Monday, February 09, 2009

Critique Of the $500,000 Salary Cap By WSJ





As usual, any pronouncements by Obama will be criticised by Wall Street Journal. Get over it already WSJ, work with Obama instead of trying to be a conservative Republican paper. The limits seem to apply only to "senior executives" -- the chief executive, chief financial officer and the like -- and not to many of the people who can earn the really big bucks on Wall Street, like traders, hedge-fund managers and the mad scientists who cooked up all those derivatives that almost destroyed the world financial system. So, what is your problem WSJ, isnt that a proper plan in itself. Who call the shots? The highly paid traders? What is most important is prudent lending, prudent managing of risks and rewards, building up the balance sheet, accumulating capital, hiving off unnecessary operations... these are the important tasks at hand.


Of course you shouldn't tie the packages for traders and quant scientists as they are paid to perform. The CEOs and CFOs would be quick to redraw the risk-reward line with these guys, perform or you are out, or draw up even more stringent capital at risk rules. You cannot legislate and control every aspect of running a company, what you only hope to do is to incentivise proper behaviour from the top, as that will filter down.

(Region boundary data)

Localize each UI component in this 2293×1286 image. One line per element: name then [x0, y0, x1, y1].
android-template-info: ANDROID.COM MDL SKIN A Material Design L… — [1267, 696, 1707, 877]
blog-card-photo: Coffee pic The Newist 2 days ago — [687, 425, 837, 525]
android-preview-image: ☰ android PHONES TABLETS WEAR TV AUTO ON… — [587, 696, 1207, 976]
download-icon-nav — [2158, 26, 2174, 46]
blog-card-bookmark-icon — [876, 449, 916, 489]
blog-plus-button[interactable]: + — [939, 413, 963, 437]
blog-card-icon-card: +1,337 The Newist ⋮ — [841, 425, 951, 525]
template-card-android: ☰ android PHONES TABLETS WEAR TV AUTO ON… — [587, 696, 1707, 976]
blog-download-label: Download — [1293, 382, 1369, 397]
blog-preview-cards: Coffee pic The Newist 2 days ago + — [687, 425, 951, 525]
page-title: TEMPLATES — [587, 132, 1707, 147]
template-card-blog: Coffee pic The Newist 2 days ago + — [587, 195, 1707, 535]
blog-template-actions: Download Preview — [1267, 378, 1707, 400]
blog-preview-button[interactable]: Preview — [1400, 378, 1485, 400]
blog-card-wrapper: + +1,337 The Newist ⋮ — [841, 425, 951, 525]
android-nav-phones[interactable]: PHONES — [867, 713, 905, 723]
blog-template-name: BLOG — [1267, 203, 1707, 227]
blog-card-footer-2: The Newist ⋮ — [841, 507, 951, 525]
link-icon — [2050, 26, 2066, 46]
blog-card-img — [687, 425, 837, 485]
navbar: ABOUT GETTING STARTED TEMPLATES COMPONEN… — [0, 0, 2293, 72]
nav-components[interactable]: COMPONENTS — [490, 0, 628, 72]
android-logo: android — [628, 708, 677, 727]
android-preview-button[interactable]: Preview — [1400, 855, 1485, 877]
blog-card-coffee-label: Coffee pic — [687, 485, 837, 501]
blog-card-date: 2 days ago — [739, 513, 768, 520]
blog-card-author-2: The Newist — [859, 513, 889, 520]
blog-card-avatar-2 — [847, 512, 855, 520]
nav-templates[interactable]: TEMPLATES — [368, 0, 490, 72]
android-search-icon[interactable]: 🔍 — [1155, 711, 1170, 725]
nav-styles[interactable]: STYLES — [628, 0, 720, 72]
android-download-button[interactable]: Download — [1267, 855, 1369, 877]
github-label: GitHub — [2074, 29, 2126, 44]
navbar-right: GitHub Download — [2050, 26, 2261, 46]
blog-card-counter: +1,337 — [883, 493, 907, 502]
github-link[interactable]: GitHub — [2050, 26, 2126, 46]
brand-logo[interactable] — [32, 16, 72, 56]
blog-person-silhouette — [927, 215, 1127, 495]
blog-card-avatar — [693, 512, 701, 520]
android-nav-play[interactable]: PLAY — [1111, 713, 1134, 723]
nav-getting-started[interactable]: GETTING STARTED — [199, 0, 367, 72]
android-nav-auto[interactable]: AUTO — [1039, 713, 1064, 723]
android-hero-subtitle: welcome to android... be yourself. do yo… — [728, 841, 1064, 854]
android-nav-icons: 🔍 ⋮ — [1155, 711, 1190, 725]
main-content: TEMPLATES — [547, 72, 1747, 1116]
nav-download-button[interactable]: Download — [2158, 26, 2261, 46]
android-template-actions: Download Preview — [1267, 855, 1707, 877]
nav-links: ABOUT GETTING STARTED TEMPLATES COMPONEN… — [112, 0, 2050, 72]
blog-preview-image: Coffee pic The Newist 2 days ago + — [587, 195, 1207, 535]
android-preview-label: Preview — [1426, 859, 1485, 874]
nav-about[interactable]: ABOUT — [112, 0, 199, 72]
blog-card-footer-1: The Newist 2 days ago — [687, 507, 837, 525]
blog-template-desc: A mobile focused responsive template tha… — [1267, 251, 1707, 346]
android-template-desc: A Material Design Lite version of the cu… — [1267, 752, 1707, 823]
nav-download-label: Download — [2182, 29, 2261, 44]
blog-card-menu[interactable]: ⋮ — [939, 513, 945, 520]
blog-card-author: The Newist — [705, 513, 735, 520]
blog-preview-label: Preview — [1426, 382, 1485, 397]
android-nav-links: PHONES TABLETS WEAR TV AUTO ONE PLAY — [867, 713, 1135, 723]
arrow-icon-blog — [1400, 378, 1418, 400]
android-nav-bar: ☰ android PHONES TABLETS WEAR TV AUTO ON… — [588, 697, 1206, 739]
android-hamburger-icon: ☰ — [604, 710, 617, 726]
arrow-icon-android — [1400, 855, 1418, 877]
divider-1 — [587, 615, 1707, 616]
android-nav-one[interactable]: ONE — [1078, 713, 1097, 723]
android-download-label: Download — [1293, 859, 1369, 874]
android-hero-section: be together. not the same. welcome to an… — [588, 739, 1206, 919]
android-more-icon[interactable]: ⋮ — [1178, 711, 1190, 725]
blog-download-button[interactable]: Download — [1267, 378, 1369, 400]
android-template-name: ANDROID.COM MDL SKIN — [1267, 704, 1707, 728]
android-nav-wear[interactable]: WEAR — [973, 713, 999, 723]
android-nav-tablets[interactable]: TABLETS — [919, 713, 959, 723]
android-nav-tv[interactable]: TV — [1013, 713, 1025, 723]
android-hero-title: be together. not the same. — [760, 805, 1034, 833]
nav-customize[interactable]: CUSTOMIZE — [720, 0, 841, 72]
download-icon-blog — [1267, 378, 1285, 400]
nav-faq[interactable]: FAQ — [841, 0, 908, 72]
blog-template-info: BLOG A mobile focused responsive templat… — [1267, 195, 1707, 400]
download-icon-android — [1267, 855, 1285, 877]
--
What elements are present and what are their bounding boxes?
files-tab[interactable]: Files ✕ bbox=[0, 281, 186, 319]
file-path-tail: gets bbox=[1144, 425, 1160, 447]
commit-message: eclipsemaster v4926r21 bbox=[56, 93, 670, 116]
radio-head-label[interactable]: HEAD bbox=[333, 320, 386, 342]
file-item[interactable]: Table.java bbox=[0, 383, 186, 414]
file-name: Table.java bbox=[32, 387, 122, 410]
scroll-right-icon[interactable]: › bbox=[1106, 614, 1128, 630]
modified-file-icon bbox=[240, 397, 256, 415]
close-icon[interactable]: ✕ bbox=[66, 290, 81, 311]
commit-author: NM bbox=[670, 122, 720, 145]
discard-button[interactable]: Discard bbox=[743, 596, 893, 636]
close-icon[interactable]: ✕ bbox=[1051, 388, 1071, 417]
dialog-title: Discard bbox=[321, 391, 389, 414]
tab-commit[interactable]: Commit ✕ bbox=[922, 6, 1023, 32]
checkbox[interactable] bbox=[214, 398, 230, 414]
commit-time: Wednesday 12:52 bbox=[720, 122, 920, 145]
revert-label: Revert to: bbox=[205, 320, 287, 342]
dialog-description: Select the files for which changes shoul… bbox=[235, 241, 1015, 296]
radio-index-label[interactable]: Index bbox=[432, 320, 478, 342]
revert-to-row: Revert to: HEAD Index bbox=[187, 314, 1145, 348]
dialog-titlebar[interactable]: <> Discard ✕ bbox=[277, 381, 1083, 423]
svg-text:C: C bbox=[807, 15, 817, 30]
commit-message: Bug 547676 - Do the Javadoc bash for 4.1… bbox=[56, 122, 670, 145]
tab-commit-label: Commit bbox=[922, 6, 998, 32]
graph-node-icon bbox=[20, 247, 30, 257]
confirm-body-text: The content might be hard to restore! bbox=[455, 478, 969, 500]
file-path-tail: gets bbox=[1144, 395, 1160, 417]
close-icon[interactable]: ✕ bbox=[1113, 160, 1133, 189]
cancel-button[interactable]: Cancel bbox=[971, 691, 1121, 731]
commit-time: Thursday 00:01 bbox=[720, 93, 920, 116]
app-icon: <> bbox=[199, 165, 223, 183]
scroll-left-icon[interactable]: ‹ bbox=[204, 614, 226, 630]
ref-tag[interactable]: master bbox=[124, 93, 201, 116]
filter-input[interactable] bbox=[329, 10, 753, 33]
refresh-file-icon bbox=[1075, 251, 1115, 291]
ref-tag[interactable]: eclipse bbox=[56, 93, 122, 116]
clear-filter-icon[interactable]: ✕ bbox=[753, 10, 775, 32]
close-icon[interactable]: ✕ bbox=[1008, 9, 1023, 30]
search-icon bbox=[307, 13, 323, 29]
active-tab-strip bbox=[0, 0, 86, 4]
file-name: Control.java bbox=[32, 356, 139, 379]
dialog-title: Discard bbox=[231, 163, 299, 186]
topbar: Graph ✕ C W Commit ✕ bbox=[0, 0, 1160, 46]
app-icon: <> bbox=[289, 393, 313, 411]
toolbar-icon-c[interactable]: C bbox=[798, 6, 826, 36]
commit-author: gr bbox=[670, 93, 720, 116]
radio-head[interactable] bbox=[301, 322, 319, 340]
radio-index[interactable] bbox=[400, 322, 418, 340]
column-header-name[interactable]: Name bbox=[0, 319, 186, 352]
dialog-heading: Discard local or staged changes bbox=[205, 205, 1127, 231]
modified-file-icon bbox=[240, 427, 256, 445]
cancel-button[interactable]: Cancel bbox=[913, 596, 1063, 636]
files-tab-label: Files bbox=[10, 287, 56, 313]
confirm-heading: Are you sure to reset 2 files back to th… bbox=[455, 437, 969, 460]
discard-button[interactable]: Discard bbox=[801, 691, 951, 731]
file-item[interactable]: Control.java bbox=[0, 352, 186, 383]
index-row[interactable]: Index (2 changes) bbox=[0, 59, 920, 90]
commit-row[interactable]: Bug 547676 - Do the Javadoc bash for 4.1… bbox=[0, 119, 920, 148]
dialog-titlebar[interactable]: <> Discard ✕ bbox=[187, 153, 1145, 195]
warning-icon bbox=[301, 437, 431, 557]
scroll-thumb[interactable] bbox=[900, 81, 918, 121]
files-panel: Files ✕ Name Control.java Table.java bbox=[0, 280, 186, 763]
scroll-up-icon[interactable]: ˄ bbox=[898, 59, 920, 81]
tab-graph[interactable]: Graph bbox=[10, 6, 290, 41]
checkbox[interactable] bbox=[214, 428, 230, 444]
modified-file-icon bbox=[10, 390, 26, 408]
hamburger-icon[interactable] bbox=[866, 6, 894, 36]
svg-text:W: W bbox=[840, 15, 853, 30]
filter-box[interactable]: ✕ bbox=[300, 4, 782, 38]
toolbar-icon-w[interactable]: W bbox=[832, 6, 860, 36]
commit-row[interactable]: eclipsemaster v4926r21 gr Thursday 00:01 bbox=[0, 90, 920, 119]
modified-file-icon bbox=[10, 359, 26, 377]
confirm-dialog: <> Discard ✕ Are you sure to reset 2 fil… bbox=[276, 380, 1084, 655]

● **Written problem 1**
Edit the blog post on the salary cap from "Critique Of the" up to and including "tasks at hand.", changing "derivatives" to "exotic instruments".
● **Written problem 2**
Answer these questions on the blog post on the salary cap:
(a) Which officers does the post say the limits seem to apply to?
(b) According to the post, what are traders and quant scientists paid to do?
(c) What does the author say incentivized proper behavior from the top will do?
● **Written problem 3**
Write the next part of the blog post on the salary cap, picking up after its final sentence.
The records have no connection to the blog post on the salary cap.

● **Reply 1**
Critique Of the $500,000 Salary Cap By WSJ





As usual, any pronouncements by Obama will be criticised by Wall Street Journal. Get over it already WSJ, work with Obama instead of trying to be a conservative Republican paper. The limits seem to apply only to "senior executives" -- the chief executive, chief financial officer and the like -- and not to many of the people who can earn the really big bucks on Wall Street, like traders, hedge-fund managers and the mad scientists who cooked up all those exotic instruments that almost destroyed the world financial system. So, what is your problem WSJ, isnt that a proper plan in itself. Who call the shots? The highly paid traders? What is most important is prudent lending, prudent managing of risks and rewards, building up the balance sheet, accumulating capital, hiving off unnecessary operations... these are the important tasks at hand.

● **Reply 2**
(a) Senior executives: the chief executive, the chief financial officer and the like.
(b) To perform.
(c) Filter down.

● **Reply 3**
GE's top honcho Jeff Immelt came out against the salary cap. His beef was that you have to pay for talent. Jeffrey baby, talent my ass, its exactly these $1 million, $3 million, $20 million buggers that created and allowed the banks to be in the mess they are in - money does not guarantee appropriate talent. By delaying vesting of options and shares till money has been totally paid back to the government is only fair and should encourage the right behaviour, trickling down from the top.

WSJ fears that the new rules may cause managers to be be tempted to take greater risks in hopes of speeding up their preferred-stock payoff. If the risks go bad, Uncle Sam will eat the losses. That's why the buggers at WSJ will never be great management talent. The writers have NEVER run a company before, all they ever do is judge and critique like they are management gurus. These senior bank officers are basically employees of a government owned bank, and they will have to report frequently to the powers to be. It is exactly the molly-coddling board members that did not voice concerns over capital adequacy and risk taking profile. Well, now you basically have a government controlled board, and that alone will put an artificial net on those thinking of swinging for the fences with abandon to quickly pay back the government money.

WSJ, please grow up, do not mask your self as a Republican conservative paper, you are losing credibility that way. I respect Forbes even though I dont like the magazine much because at least they are upfront admitting they are Republican (have you seen Obama being featured on the cover of Forbes magazine??) ... WSJ, either you come out and admit your political bias or relearn why you became a great analytical business paper.

p/s photos: Terri Kwan Ying



3 comments:

The Contrarian said...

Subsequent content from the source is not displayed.